AIM OF THE EXERCISE -
Pull every "support" line out of the data below.

(Collected data entries)
---

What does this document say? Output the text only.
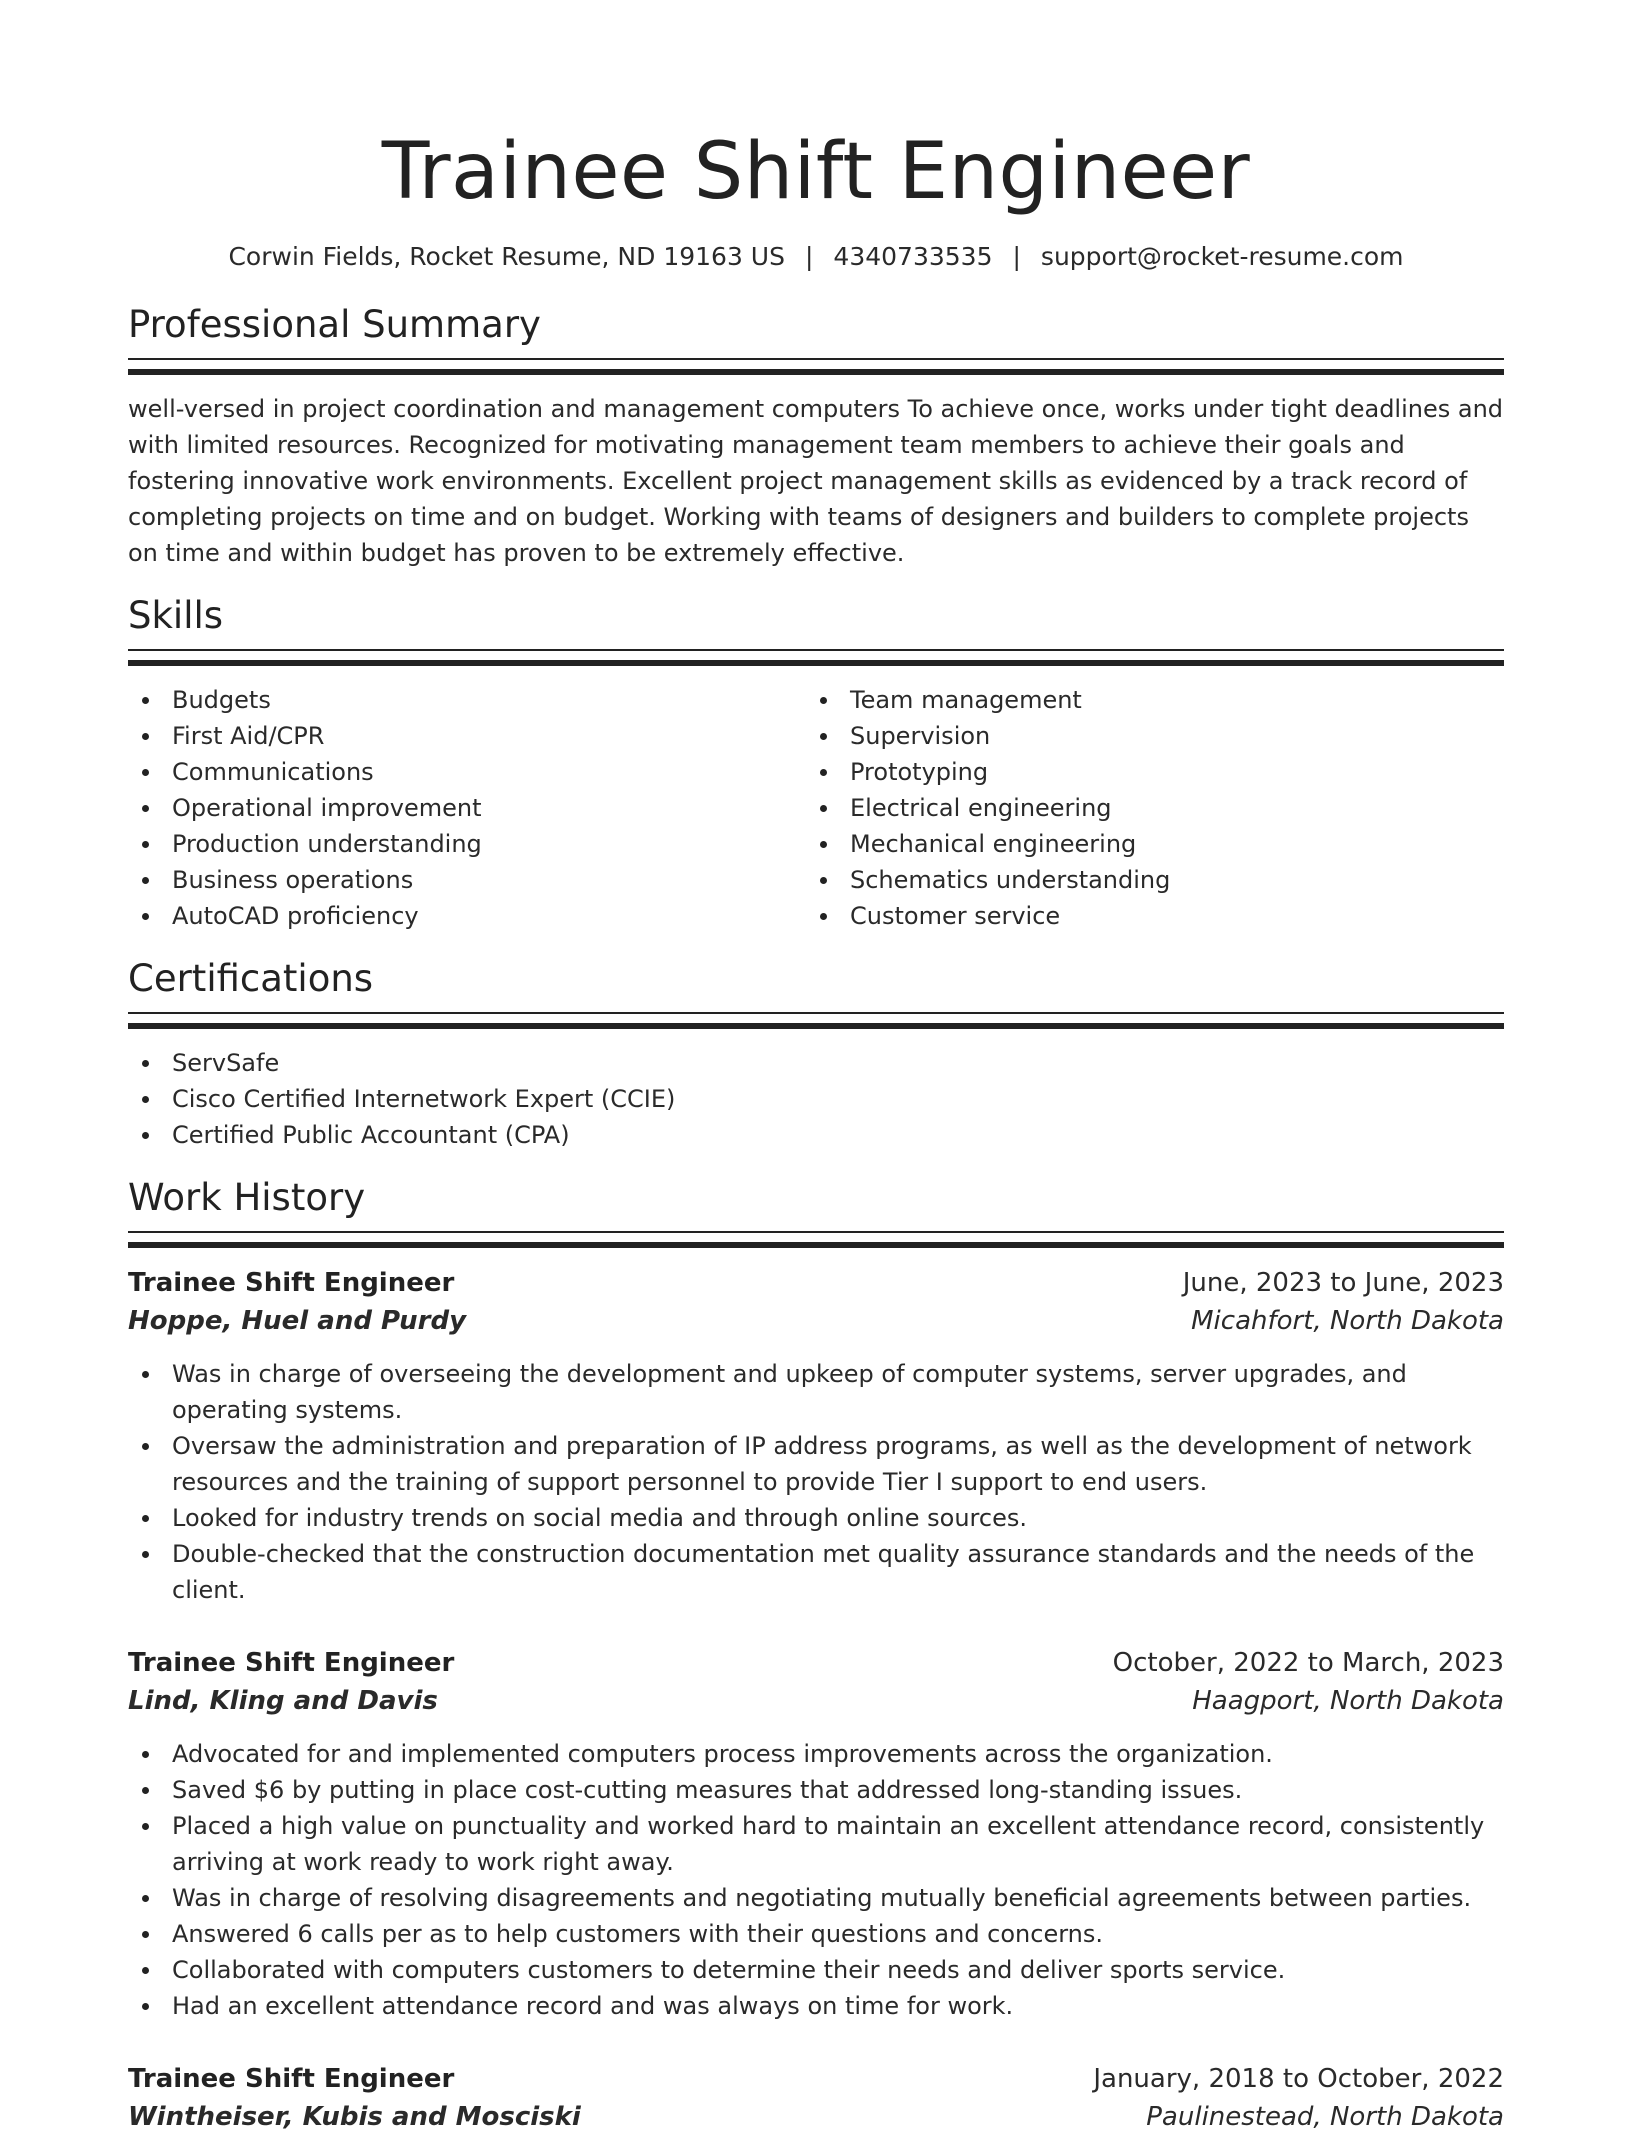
Trainee Shift Engineer
Corwin Fields, Rocket Resume, ND 19163 US | 4340733535 | support@rocket-resume.com
Professional Summary

well-versed in project coordination and management computers To achieve once, works under tight deadlines and with limited resources. Recognized for motivating management team members to achieve their goals and fostering innovative work environments. Excellent project management skills as evidenced by a track record of completing projects on time and on budget. Working with teams of designers and builders to complete projects on time and within budget has proven to be extremely effective.

Skills
Budgets
First Aid/CPR
Communications
Operational improvement
Production understanding
Business operations
AutoCAD proficiency
Team management
Supervision
Prototyping
Electrical engineering
Mechanical engineering
Schematics understanding
Customer service
Certifications
ServSafe
Cisco Certified Internetwork Expert (CCIE)
Certified Public Accountant (CPA)
Work History
Trainee Shift Engineer	June, 2023 to June, 2023
Hoppe, Huel and Purdy	Micahfort, North Dakota
Was in charge of overseeing the development and upkeep of computer systems, server upgrades, and operating systems.
Oversaw the administration and preparation of IP address programs, as well as the development of network resources and the training of support personnel to provide Tier I support to end users.
Looked for industry trends on social media and through online sources.
Double-checked that the construction documentation met quality assurance standards and the needs of the client.
Trainee Shift Engineer	October, 2022 to March, 2023
Lind, Kling and Davis	Haagport, North Dakota
Advocated for and implemented computers process improvements across the organization.
Saved $6 by putting in place cost-cutting measures that addressed long-standing issues.
Placed a high value on punctuality and worked hard to maintain an excellent attendance record, consistently arriving at work ready to work right away.
Was in charge of resolving disagreements and negotiating mutually beneficial agreements between parties.
Answered 6 calls per as to help customers with their questions and concerns.
Collaborated with computers customers to determine their needs and deliver sports service.
Had an excellent attendance record and was always on time for work.
Trainee Shift Engineer	January, 2018 to October, 2022
Wintheiser, Kubis and Mosciski	Paulinestead, North Dakota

---

WRITTEN ANSWER -
Corwin Fields, Rocket Resume, ND 19163 US | 4340733535 | support@rocket-resume.com
Oversaw the administration and preparation of IP address programs, as well as the development of network resources and the training of support personnel to provide Tier I support to end users.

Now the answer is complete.